§ Do this:
Write out the listing below exactly, and omit any images you find in it.

····················

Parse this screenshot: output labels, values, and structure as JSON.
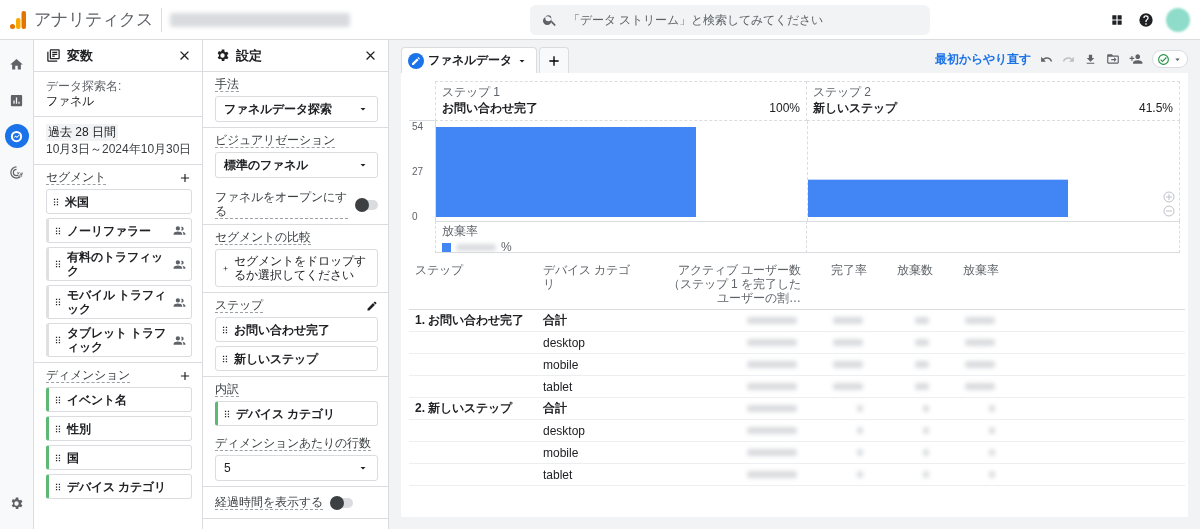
{
  "app": {
    "title": "アナリティクス",
    "search": {
      "placeholder": "「データ ストリーム」と検索してみてください"
    }
  },
  "nav": [
    {
      "kind": "home",
      "selected": false
    },
    {
      "kind": "reports",
      "selected": false
    },
    {
      "kind": "explore",
      "selected": true
    },
    {
      "kind": "advertising",
      "selected": false
    }
  ],
  "variables": {
    "title": "変数",
    "name_label": "データ探索名:",
    "name": "ファネル",
    "date_range": {
      "label": "過去 28 日間",
      "value": "10月3日～2024年10月30日"
    },
    "segments": {
      "title": "セグメント",
      "items": [
        {
          "label": "米国",
          "kind": "plain"
        },
        {
          "label": "ノーリファラー",
          "kind": "user"
        },
        {
          "label": "有料のトラフィック",
          "kind": "user"
        },
        {
          "label": "モバイル トラフィック",
          "kind": "user"
        },
        {
          "label": "タブレット トラフィック",
          "kind": "user"
        }
      ]
    },
    "dimensions": {
      "title": "ディメンション",
      "items": [
        "イベント名",
        "性別",
        "国",
        "デバイス カテゴリ"
      ]
    }
  },
  "settings": {
    "title": "設定",
    "technique": {
      "label": "手法",
      "value": "ファネルデータ探索"
    },
    "visualization": {
      "label": "ビジュアリゼーション",
      "value": "標準のファネル"
    },
    "open_funnel": {
      "label": "ファネルをオープンにする",
      "on": false
    },
    "segment_compare": {
      "label": "セグメントの比較",
      "placeholder": "セグメントをドロップするか選択してください"
    },
    "steps": {
      "label": "ステップ",
      "items": [
        "お問い合わせ完了",
        "新しいステップ"
      ]
    },
    "breakdown": {
      "label": "内訳",
      "items": [
        "デバイス カテゴリ"
      ]
    },
    "rows_per_dimension": {
      "label": "ディメンションあたりの行数",
      "value": "5"
    },
    "elapsed_time": {
      "label": "経過時間を表示する",
      "on": false
    }
  },
  "tabs": [
    {
      "label": "ファネルデータ",
      "selected": true
    }
  ],
  "toolbar": {
    "reset": "最初からやり直す"
  },
  "funnel": {
    "steps": [
      {
        "label": "ステップ 1",
        "name": "お問い合わせ完了",
        "rate": "100%"
      },
      {
        "label": "ステップ 2",
        "name": "新しいステップ",
        "rate": "41.5%"
      }
    ],
    "abandon_label": "放棄率",
    "abandon_suffix": "%",
    "chart_data": {
      "type": "bar",
      "series": [
        {
          "color": "#4285f4",
          "values": [
            54,
            22.4
          ]
        }
      ],
      "ylim": [
        0,
        54
      ],
      "yticks": [
        0,
        27,
        54
      ]
    }
  },
  "table": {
    "columns": [
      "ステップ",
      "デバイス カテゴリ",
      "アクティブ ユーザー数（ステップ 1 を完了したユーザーの割…",
      "完了率",
      "放棄数",
      "放棄率"
    ],
    "rows": [
      {
        "step": "1. お問い合わせ完了",
        "device": "合計",
        "total": true
      },
      {
        "step": "",
        "device": "desktop",
        "total": false
      },
      {
        "step": "",
        "device": "mobile",
        "total": false
      },
      {
        "step": "",
        "device": "tablet",
        "total": false
      },
      {
        "step": "2. 新しいステップ",
        "device": "合計",
        "total": true
      },
      {
        "step": "",
        "device": "desktop",
        "total": false
      },
      {
        "step": "",
        "device": "mobile",
        "total": false
      },
      {
        "step": "",
        "device": "tablet",
        "total": false
      }
    ]
  }
}
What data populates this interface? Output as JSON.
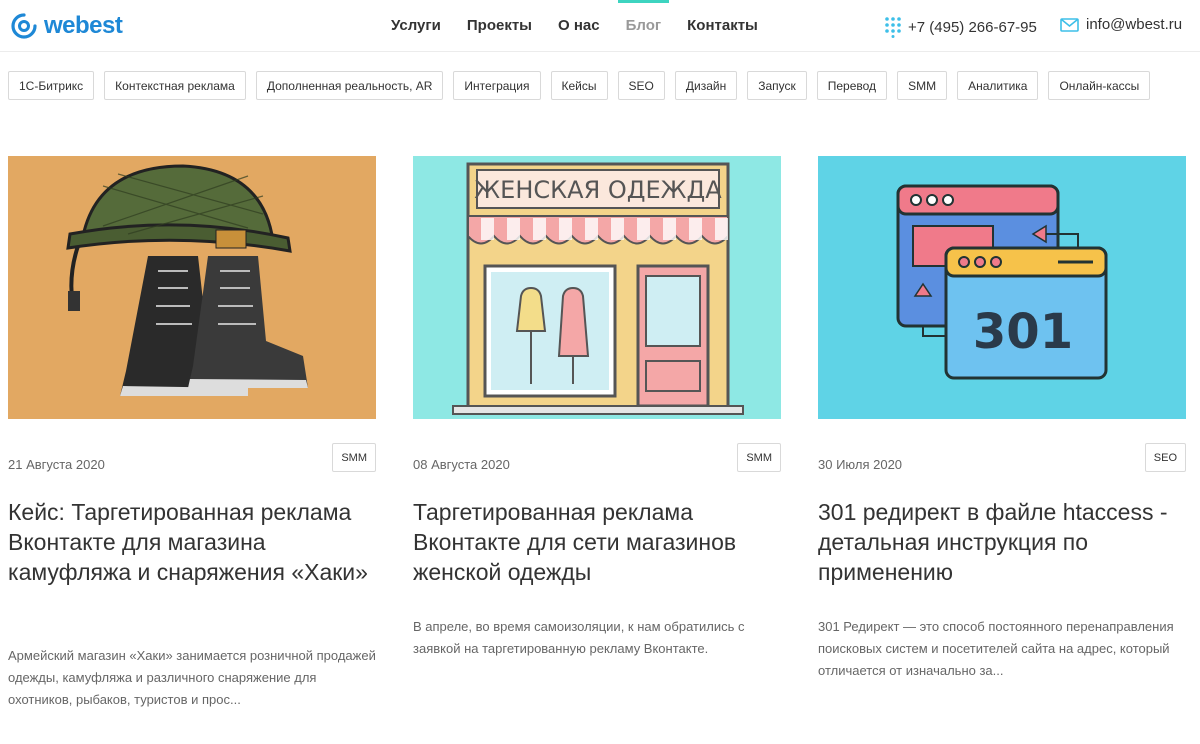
{
  "header": {
    "logo_text": "webest",
    "nav": [
      "Услуги",
      "Проекты",
      "О нас",
      "Блог",
      "Контакты"
    ],
    "active_nav": "Блог",
    "phone": "+7 (495) 266-67-95",
    "email": "info@wbest.ru"
  },
  "tags": [
    "1С-Битрикс",
    "Контекстная реклама",
    "Дополненная реальность, AR",
    "Интеграция",
    "Кейсы",
    "SEO",
    "Дизайн",
    "Запуск",
    "Перевод",
    "SMM",
    "Аналитика",
    "Онлайн-кассы"
  ],
  "cards": [
    {
      "date": "21 Августа 2020",
      "tag": "SMM",
      "title": "Кейс: Таргетированная реклама Вконтакте для магазина камуфляжа и снаряжения «Хаки»",
      "excerpt": "Армейский магазин «Хаки» занимается розничной продажей одежды, камуфляжа и различного снаряжение для охотников, рыбаков, туристов и прос..."
    },
    {
      "date": "08 Августа 2020",
      "tag": "SMM",
      "title": "Таргетированная реклама Вконтакте для сети магазинов женской одежды",
      "excerpt": "В апреле, во время самоизоляции, к нам обратились с заявкой на таргетированную рекламу Вконтакте.",
      "image_sign": "ЖЕНСКАЯ ОДЕЖДА"
    },
    {
      "date": "30 Июля 2020",
      "tag": "SEO",
      "title": "301 редирект в файле htaccess - детальная инструкция по применению",
      "excerpt": "301 Редирект — это способ постоянного перенаправления поисковых систем и посетителей сайта на адрес, который отличается от изначально за...",
      "image_code": "301"
    }
  ],
  "colors": {
    "brand": "#1e88d6",
    "accent": "#3dd4c0",
    "card1_bg": "#e2a862",
    "card2_bg": "#8ee8e4",
    "card3_bg": "#5fd3e6"
  }
}
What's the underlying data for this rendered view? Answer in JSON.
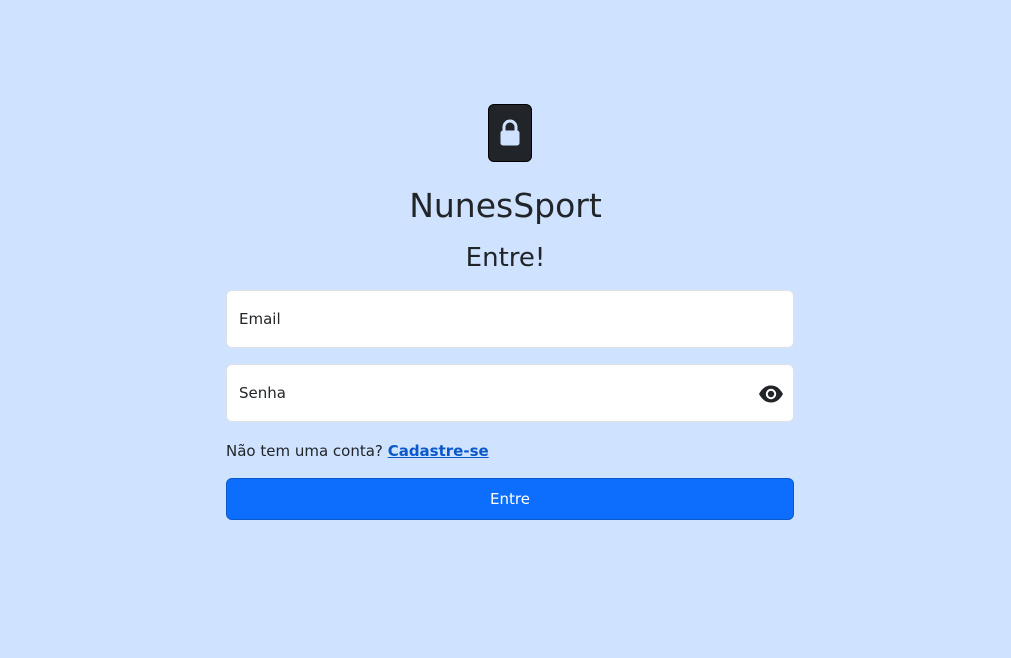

····················

§ Solved exercise:
Parse this screenshot: output labels, values, and structure as JSON.
{
  "app": {
    "title": "アナリティクス",
    "search": {
      "placeholder": "「データ ストリーム」と検索してみてください"
    }
  },
  "nav": [
    {
      "kind": "home",
      "selected": false
    },
    {
      "kind": "reports",
      "selected": false
    },
    {
      "kind": "explore",
      "selected": true
    },
    {
      "kind": "advertising",
      "selected": false
    }
  ],
  "variables": {
    "title": "変数",
    "name_label": "データ探索名:",
    "name": "ファネル",
    "date_range": {
      "label": "過去 28 日間",
      "value": "10月3日～2024年10月30日"
    },
    "segments": {
      "title": "セグメント",
      "items": [
        {
          "label": "米国",
          "kind": "plain"
        },
        {
          "label": "ノーリファラー",
          "kind": "user"
        },
        {
          "label": "有料のトラフィック",
          "kind": "user"
        },
        {
          "label": "モバイル トラフィック",
          "kind": "user"
        },
        {
          "label": "タブレット トラフィック",
          "kind": "user"
        }
      ]
    },
    "dimensions": {
      "title": "ディメンション",
      "items": [
        "イベント名",
        "性別",
        "国",
        "デバイス カテゴリ"
      ]
    }
  },
  "settings": {
    "title": "設定",
    "technique": {
      "label": "手法",
      "value": "ファネルデータ探索"
    },
    "visualization": {
      "label": "ビジュアリゼーション",
      "value": "標準のファネル"
    },
    "open_funnel": {
      "label": "ファネルをオープンにする",
      "on": false
    },
    "segment_compare": {
      "label": "セグメントの比較",
      "placeholder": "セグメントをドロップするか選択してください"
    },
    "steps": {
      "label": "ステップ",
      "items": [
        "お問い合わせ完了",
        "新しいステップ"
      ]
    },
    "breakdown": {
      "label": "内訳",
      "items": [
        "デバイス カテゴリ"
      ]
    },
    "rows_per_dimension": {
      "label": "ディメンションあたりの行数",
      "value": "5"
    },
    "elapsed_time": {
      "label": "経過時間を表示する",
      "on": false
    }
  },
  "tabs": [
    {
      "label": "ファネルデータ",
      "selected": true
    }
  ],
  "toolbar": {
    "reset": "最初からやり直す"
  },
  "funnel": {
    "steps": [
      {
        "label": "ステップ 1",
        "name": "お問い合わせ完了",
        "rate": "100%"
      },
      {
        "label": "ステップ 2",
        "name": "新しいステップ",
        "rate": "41.5%"
      }
    ],
    "abandon_label": "放棄率",
    "abandon_suffix": "%",
    "chart_data": {
      "type": "bar",
      "series": [
        {
          "color": "#4285f4",
          "values": [
            54,
            22.4
          ]
        }
      ],
      "ylim": [
        0,
        54
      ],
      "yticks": [
        0,
        27,
        54
      ]
    }
  },
  "table": {
    "columns": [
      "ステップ",
      "デバイス カテゴリ",
      "アクティブ ユーザー数（ステップ 1 を完了したユーザーの割…",
      "完了率",
      "放棄数",
      "放棄率"
    ],
    "rows": [
      {
        "step": "1. お問い合わせ完了",
        "device": "合計",
        "total": true
      },
      {
        "step": "",
        "device": "desktop",
        "total": false
      },
      {
        "step": "",
        "device": "mobile",
        "total": false
      },
      {
        "step": "",
        "device": "tablet",
        "total": false
      },
      {
        "step": "2. 新しいステップ",
        "device": "合計",
        "total": true
      },
      {
        "step": "",
        "device": "desktop",
        "total": false
      },
      {
        "step": "",
        "device": "mobile",
        "total": false
      },
      {
        "step": "",
        "device": "tablet",
        "total": false
      }
    ]
  }
}
What data populates this interface? Output as JSON.
{
  "header": {
    "logo_text": "webest",
    "nav": [
      "Услуги",
      "Проекты",
      "О нас",
      "Блог",
      "Контакты"
    ],
    "active_nav": "Блог",
    "phone": "+7 (495) 266-67-95",
    "email": "info@wbest.ru"
  },
  "tags": [
    "1С-Битрикс",
    "Контекстная реклама",
    "Дополненная реальность, AR",
    "Интеграция",
    "Кейсы",
    "SEO",
    "Дизайн",
    "Запуск",
    "Перевод",
    "SMM",
    "Аналитика",
    "Онлайн-кассы"
  ],
  "cards": [
    {
      "date": "21 Августа 2020",
      "tag": "SMM",
      "title": "Кейс: Таргетированная реклама Вконтакте для магазина камуфляжа и снаряжения «Хаки»",
      "excerpt": "Армейский магазин «Хаки» занимается розничной продажей одежды, камуфляжа и различного снаряжение для охотников, рыбаков, туристов и прос..."
    },
    {
      "date": "08 Августа 2020",
      "tag": "SMM",
      "title": "Таргетированная реклама Вконтакте для сети магазинов женской одежды",
      "excerpt": "В апреле, во время самоизоляции, к нам обратились с заявкой на таргетированную рекламу Вконтакте.",
      "image_sign": "ЖЕНСКАЯ ОДЕЖДА"
    },
    {
      "date": "30 Июля 2020",
      "tag": "SEO",
      "title": "301 редирект в файле htaccess - детальная инструкция по применению",
      "excerpt": "301 Редирект — это способ постоянного перенаправления поисковых систем и посетителей сайта на адрес, который отличается от изначально за...",
      "image_code": "301"
    }
  ],
  "colors": {
    "brand": "#1e88d6",
    "accent": "#3dd4c0",
    "card1_bg": "#e2a862",
    "card2_bg": "#8ee8e4",
    "card3_bg": "#5fd3e6"
  }
}
What's the underlying data for this rendered view? Answer in JSON.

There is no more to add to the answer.